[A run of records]
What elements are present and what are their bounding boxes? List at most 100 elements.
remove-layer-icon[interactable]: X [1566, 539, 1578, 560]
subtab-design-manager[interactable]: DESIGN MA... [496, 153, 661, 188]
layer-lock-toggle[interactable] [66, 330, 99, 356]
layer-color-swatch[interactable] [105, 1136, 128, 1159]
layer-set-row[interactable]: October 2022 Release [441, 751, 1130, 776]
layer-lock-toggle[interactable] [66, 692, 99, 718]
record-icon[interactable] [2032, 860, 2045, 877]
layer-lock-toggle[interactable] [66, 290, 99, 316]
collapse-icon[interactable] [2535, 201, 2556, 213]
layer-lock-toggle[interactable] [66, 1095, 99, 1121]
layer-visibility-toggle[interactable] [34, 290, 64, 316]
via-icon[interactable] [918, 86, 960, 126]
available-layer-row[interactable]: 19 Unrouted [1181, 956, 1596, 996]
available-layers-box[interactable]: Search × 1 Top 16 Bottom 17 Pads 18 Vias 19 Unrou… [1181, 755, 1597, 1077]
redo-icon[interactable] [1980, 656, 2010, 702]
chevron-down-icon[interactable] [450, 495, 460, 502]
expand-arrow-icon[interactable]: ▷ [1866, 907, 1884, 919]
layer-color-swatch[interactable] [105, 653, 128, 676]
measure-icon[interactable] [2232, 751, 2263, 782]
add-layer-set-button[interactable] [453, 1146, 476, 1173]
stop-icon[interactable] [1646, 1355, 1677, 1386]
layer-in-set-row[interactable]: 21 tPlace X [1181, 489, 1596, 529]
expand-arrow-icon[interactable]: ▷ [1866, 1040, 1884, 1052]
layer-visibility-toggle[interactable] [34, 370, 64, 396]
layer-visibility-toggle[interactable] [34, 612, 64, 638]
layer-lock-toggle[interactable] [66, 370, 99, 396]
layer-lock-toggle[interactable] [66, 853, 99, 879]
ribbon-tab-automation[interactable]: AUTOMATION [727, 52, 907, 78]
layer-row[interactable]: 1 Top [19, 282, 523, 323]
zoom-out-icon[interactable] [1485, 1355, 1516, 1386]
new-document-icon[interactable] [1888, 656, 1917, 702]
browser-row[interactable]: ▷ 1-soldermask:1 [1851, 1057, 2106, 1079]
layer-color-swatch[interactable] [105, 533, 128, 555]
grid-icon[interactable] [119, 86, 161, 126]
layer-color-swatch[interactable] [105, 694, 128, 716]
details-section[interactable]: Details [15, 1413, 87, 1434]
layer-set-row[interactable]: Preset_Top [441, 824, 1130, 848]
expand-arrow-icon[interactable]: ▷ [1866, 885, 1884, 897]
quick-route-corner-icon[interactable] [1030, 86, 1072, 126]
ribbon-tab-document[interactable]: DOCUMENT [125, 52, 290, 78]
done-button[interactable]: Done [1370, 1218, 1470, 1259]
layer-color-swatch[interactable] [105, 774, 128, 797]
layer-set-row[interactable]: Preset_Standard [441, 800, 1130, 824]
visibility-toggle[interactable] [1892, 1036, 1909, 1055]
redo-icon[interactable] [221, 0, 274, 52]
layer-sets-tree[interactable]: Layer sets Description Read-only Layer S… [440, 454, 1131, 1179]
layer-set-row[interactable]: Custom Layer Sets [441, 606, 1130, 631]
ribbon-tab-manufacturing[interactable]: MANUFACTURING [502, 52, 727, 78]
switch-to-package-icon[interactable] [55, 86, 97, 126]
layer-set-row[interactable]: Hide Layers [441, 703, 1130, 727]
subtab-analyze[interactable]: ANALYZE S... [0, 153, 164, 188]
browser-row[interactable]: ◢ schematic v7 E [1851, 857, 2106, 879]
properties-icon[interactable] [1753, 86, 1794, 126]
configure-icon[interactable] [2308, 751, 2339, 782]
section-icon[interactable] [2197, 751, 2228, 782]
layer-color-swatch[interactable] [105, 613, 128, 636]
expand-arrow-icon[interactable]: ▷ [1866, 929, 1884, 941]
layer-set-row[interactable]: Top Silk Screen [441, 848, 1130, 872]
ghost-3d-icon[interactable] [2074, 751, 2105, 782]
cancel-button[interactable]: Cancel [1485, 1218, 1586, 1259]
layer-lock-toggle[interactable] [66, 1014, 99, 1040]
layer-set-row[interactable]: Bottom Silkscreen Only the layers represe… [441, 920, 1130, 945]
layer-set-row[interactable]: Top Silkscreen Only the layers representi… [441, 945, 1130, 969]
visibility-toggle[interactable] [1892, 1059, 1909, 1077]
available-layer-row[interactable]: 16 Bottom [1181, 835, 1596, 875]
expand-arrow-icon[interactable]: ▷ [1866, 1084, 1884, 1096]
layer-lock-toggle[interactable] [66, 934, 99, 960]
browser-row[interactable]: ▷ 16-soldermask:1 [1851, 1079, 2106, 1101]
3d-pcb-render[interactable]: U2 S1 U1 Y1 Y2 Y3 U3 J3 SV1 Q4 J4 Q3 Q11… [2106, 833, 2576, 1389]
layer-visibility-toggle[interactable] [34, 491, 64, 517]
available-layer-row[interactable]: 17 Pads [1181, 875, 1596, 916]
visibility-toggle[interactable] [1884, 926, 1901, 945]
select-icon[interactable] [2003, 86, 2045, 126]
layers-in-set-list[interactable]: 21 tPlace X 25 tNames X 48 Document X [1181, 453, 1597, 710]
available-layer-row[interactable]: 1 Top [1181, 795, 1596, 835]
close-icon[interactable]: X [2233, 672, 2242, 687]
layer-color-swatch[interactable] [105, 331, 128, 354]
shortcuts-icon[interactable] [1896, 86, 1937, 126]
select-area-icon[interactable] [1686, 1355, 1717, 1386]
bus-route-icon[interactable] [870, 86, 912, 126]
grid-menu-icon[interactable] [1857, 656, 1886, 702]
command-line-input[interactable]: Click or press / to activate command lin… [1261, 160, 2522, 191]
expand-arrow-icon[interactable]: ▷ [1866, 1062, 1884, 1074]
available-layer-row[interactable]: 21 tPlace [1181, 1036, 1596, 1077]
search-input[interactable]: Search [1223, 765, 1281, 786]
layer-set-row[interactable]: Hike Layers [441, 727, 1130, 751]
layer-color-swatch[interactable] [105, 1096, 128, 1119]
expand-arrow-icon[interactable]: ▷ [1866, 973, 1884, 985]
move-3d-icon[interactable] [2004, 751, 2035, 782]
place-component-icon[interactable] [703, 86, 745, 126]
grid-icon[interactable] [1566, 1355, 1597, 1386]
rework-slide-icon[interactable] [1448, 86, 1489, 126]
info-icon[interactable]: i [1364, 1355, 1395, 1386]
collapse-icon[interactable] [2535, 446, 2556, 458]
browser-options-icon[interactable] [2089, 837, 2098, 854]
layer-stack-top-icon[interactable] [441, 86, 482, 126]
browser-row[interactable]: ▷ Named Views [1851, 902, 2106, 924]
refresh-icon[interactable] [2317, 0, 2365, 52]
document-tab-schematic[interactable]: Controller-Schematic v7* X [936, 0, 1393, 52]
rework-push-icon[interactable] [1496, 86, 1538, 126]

## Set problem
Reproduce every line of the data above without any changes.

## Correct answer
What elements are present and what are their bounding boxes? List at most 100 elements.
remove-layer-icon[interactable]: X [1566, 539, 1578, 560]
subtab-design-manager[interactable]: DESIGN MA... [496, 153, 661, 188]
layer-lock-toggle[interactable] [66, 330, 99, 356]
layer-color-swatch[interactable] [105, 1136, 128, 1159]
layer-set-row[interactable]: October 2022 Release [441, 751, 1130, 776]
layer-lock-toggle[interactable] [66, 692, 99, 718]
record-icon[interactable] [2032, 860, 2045, 877]
layer-lock-toggle[interactable] [66, 290, 99, 316]
collapse-icon[interactable] [2535, 201, 2556, 213]
layer-lock-toggle[interactable] [66, 1095, 99, 1121]
layer-visibility-toggle[interactable] [34, 290, 64, 316]
via-icon[interactable] [918, 86, 960, 126]
available-layer-row[interactable]: 19 Unrouted [1181, 956, 1596, 996]
available-layers-box[interactable]: Search × 1 Top 16 Bottom 17 Pads 18 Vias 19 Unrou… [1181, 755, 1597, 1077]
redo-icon[interactable] [1980, 656, 2010, 702]
chevron-down-icon[interactable] [450, 495, 460, 502]
expand-arrow-icon[interactable]: ▷ [1866, 907, 1884, 919]
layer-color-swatch[interactable] [105, 653, 128, 676]
measure-icon[interactable] [2232, 751, 2263, 782]
add-layer-set-button[interactable] [453, 1146, 476, 1173]
stop-icon[interactable] [1646, 1355, 1677, 1386]
layer-in-set-row[interactable]: 21 tPlace X [1181, 489, 1596, 529]
expand-arrow-icon[interactable]: ▷ [1866, 1040, 1884, 1052]
layer-visibility-toggle[interactable] [34, 370, 64, 396]
layer-visibility-toggle[interactable] [34, 612, 64, 638]
layer-lock-toggle[interactable] [66, 370, 99, 396]
layer-lock-toggle[interactable] [66, 853, 99, 879]
ribbon-tab-automation[interactable]: AUTOMATION [727, 52, 907, 78]
layer-row[interactable]: 1 Top [19, 282, 523, 323]
zoom-out-icon[interactable] [1485, 1355, 1516, 1386]
new-document-icon[interactable] [1888, 656, 1917, 702]
browser-row[interactable]: ▷ 1-soldermask:1 [1851, 1057, 2106, 1079]
layer-color-swatch[interactable] [105, 533, 128, 555]
grid-icon[interactable] [119, 86, 161, 126]
layer-color-swatch[interactable] [105, 694, 128, 716]
details-section[interactable]: Details [15, 1413, 87, 1434]
layer-set-row[interactable]: Preset_Top [441, 824, 1130, 848]
expand-arrow-icon[interactable]: ▷ [1866, 885, 1884, 897]
quick-route-corner-icon[interactable] [1030, 86, 1072, 126]
ribbon-tab-document[interactable]: DOCUMENT [125, 52, 290, 78]
done-button[interactable]: Done [1370, 1218, 1470, 1259]
layer-color-swatch[interactable] [105, 774, 128, 797]
layer-set-row[interactable]: Preset_Standard [441, 800, 1130, 824]
visibility-toggle[interactable] [1892, 1036, 1909, 1055]
redo-icon[interactable] [221, 0, 274, 52]
layer-sets-tree[interactable]: Layer sets Description Read-only Layer S… [440, 454, 1131, 1179]
layer-set-row[interactable]: Custom Layer Sets [441, 606, 1130, 631]
ribbon-tab-manufacturing[interactable]: MANUFACTURING [502, 52, 727, 78]
switch-to-package-icon[interactable] [55, 86, 97, 126]
layer-set-row[interactable]: Hide Layers [441, 703, 1130, 727]
subtab-analyze[interactable]: ANALYZE S... [0, 153, 164, 188]
browser-row[interactable]: ◢ schematic v7 E [1851, 857, 2106, 879]
properties-icon[interactable] [1753, 86, 1794, 126]
configure-icon[interactable] [2308, 751, 2339, 782]
section-icon[interactable] [2197, 751, 2228, 782]
layer-color-swatch[interactable] [105, 613, 128, 636]
expand-arrow-icon[interactable]: ▷ [1866, 929, 1884, 941]
layer-set-row[interactable]: Top Silk Screen [441, 848, 1130, 872]
ghost-3d-icon[interactable] [2074, 751, 2105, 782]
cancel-button[interactable]: Cancel [1485, 1218, 1586, 1259]
layer-lock-toggle[interactable] [66, 1014, 99, 1040]
layer-set-row[interactable]: Bottom Silkscreen Only the layers represe… [441, 920, 1130, 945]
layer-set-row[interactable]: Top Silkscreen Only the layers representi… [441, 945, 1130, 969]
visibility-toggle[interactable] [1892, 1059, 1909, 1077]
available-layer-row[interactable]: 16 Bottom [1181, 835, 1596, 875]
expand-arrow-icon[interactable]: ▷ [1866, 1084, 1884, 1096]
layer-lock-toggle[interactable] [66, 934, 99, 960]
browser-row[interactable]: ▷ 16-soldermask:1 [1851, 1079, 2106, 1101]
3d-pcb-render[interactable]: U2 S1 U1 Y1 Y2 Y3 U3 J3 SV1 Q4 J4 Q3 Q11… [2106, 833, 2576, 1389]
layer-visibility-toggle[interactable] [34, 491, 64, 517]
available-layer-row[interactable]: 17 Pads [1181, 875, 1596, 916]
visibility-toggle[interactable] [1884, 926, 1901, 945]
select-icon[interactable] [2003, 86, 2045, 126]
layers-in-set-list[interactable]: 21 tPlace X 25 tNames X 48 Document X [1181, 453, 1597, 710]
available-layer-row[interactable]: 1 Top [1181, 795, 1596, 835]
close-icon[interactable]: X [2233, 672, 2242, 687]
layer-color-swatch[interactable] [105, 331, 128, 354]
shortcuts-icon[interactable] [1896, 86, 1937, 126]
select-area-icon[interactable] [1686, 1355, 1717, 1386]
bus-route-icon[interactable] [870, 86, 912, 126]
grid-menu-icon[interactable] [1857, 656, 1886, 702]
command-line-input[interactable]: Click or press / to activate command lin… [1261, 160, 2522, 191]
expand-arrow-icon[interactable]: ▷ [1866, 1062, 1884, 1074]
available-layer-row[interactable]: 21 tPlace [1181, 1036, 1596, 1077]
search-input[interactable]: Search [1223, 765, 1281, 786]
layer-set-row[interactable]: Hike Layers [441, 727, 1130, 751]
layer-color-swatch[interactable] [105, 1096, 128, 1119]
expand-arrow-icon[interactable]: ▷ [1866, 973, 1884, 985]
move-3d-icon[interactable] [2004, 751, 2035, 782]
place-component-icon[interactable] [703, 86, 745, 126]
grid-icon[interactable] [1566, 1355, 1597, 1386]
rework-slide-icon[interactable] [1448, 86, 1489, 126]
info-icon[interactable]: i [1364, 1355, 1395, 1386]
collapse-icon[interactable] [2535, 446, 2556, 458]
browser-options-icon[interactable] [2089, 837, 2098, 854]
layer-stack-top-icon[interactable] [441, 86, 482, 126]
browser-row[interactable]: ▷ Named Views [1851, 902, 2106, 924]
refresh-icon[interactable] [2317, 0, 2365, 52]
document-tab-schematic[interactable]: Controller-Schematic v7* X [936, 0, 1393, 52]
rework-push-icon[interactable] [1496, 86, 1538, 126]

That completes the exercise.